-- START --

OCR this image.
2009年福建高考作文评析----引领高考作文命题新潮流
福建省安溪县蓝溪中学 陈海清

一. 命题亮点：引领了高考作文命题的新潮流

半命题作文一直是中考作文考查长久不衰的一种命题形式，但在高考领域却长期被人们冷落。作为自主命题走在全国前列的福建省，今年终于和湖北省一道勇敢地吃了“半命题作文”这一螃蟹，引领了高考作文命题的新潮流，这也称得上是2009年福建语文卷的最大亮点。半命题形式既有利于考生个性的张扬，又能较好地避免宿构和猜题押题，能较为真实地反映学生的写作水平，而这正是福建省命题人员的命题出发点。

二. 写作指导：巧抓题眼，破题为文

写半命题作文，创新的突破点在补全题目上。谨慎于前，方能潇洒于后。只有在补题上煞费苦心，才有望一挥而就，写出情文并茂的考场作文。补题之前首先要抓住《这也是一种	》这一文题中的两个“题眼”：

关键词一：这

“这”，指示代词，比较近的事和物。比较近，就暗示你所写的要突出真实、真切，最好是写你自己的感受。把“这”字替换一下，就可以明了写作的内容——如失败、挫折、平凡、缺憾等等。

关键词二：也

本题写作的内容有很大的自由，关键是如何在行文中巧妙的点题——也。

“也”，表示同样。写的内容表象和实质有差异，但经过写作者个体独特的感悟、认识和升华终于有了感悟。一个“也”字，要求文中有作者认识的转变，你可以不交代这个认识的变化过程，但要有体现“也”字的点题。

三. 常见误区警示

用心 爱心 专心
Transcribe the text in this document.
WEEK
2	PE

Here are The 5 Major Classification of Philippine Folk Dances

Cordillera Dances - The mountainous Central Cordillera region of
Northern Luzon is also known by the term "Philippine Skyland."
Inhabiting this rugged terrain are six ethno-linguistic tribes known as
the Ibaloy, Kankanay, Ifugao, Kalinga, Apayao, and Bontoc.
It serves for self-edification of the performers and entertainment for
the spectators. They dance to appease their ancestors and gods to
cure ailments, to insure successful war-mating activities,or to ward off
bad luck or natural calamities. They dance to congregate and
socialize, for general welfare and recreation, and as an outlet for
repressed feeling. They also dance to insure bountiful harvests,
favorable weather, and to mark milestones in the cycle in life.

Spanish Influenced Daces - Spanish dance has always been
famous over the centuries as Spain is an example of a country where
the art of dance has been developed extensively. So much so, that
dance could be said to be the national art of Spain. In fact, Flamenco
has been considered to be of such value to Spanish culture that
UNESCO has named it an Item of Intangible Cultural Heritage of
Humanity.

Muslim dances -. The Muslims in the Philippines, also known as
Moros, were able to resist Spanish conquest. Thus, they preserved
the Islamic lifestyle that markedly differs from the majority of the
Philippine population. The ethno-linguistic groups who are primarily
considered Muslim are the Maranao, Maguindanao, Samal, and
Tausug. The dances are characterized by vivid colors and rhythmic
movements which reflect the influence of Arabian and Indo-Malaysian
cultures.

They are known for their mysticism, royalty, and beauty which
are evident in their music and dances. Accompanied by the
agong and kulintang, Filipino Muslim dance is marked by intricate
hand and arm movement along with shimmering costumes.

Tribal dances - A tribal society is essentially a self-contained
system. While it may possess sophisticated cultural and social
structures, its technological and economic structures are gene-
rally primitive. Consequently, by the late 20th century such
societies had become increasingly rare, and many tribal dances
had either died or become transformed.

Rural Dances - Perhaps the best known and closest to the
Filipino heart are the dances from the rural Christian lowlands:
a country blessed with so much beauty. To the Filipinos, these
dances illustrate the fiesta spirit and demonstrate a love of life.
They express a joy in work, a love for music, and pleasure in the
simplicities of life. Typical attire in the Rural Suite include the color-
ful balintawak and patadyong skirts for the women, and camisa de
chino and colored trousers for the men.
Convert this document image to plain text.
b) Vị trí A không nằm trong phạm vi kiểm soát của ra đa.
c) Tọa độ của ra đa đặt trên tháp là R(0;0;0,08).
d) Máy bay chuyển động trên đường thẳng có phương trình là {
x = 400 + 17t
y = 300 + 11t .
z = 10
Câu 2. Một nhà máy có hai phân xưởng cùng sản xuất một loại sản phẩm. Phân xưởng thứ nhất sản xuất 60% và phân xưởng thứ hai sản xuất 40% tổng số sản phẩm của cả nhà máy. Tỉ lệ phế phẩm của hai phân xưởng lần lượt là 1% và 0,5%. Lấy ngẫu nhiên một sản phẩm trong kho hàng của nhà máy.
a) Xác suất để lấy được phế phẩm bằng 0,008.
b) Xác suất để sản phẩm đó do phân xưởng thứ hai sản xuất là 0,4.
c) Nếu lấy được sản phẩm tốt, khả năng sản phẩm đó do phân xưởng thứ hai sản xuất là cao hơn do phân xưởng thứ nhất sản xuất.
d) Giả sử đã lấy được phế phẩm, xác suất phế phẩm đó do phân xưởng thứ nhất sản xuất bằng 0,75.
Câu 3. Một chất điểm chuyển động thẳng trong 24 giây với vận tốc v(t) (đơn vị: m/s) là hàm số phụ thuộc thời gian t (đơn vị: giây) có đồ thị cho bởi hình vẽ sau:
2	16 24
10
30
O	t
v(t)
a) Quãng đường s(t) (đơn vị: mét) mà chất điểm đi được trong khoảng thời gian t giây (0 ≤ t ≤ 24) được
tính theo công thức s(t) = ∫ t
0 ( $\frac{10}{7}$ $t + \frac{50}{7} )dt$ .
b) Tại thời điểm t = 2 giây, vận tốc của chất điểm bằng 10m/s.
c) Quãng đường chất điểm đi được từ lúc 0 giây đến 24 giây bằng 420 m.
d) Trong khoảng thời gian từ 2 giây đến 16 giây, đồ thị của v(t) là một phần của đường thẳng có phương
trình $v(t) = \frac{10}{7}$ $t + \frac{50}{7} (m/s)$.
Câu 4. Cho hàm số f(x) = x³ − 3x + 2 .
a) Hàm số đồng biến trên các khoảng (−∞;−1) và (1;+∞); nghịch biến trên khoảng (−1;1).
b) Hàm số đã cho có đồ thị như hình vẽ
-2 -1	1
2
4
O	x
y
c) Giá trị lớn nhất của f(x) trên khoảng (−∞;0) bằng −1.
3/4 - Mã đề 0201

-- END --

_EXERCISE DIRECTIONS:_ Copy and report every line where the word "được" is present.

_FINAL RESULT:_
a) Xác suất để lấy được phế phẩm bằng 0,008.
c) Nếu lấy được sản phẩm tốt, khả năng sản phẩm đó do phân xưởng thứ hai sản xuất là cao hơn do phân xưởng thứ nhất sản xuất.
d) Giả sử đã lấy được phế phẩm, xác suất phế phẩm đó do phân xưởng thứ nhất sản xuất bằng 0,75.
a) Quãng đường s(t) (đơn vị: mét) mà chất điểm đi được trong khoảng thời gian t giây (0 ≤ t ≤ 24) được
c) Quãng đường chất điểm đi được từ lúc 0 giây đến 24 giây bằng 420 m.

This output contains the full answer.